=== What this task involves ===
Tally how many lines include "Verstaatlichung". The number is the whole answer.

____________

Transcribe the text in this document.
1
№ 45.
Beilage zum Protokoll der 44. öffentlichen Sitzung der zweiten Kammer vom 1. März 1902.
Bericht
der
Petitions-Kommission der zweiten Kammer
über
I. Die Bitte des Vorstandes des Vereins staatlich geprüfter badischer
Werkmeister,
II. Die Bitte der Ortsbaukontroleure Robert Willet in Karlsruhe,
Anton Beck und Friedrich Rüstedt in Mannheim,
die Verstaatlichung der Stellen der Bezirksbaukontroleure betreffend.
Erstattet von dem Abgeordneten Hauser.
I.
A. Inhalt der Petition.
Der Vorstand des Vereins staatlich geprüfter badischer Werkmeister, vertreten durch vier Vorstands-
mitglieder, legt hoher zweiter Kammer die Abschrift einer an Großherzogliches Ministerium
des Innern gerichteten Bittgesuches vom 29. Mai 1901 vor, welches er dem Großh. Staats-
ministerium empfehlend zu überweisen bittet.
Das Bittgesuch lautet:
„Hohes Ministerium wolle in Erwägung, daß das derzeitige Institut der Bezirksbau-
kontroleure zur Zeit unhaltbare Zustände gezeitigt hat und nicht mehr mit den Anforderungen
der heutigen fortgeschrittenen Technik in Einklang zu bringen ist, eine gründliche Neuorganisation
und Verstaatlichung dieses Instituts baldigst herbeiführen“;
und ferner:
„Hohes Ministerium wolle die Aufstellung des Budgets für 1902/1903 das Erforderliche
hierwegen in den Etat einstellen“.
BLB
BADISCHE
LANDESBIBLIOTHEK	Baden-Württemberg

____________

=== Task output ===
2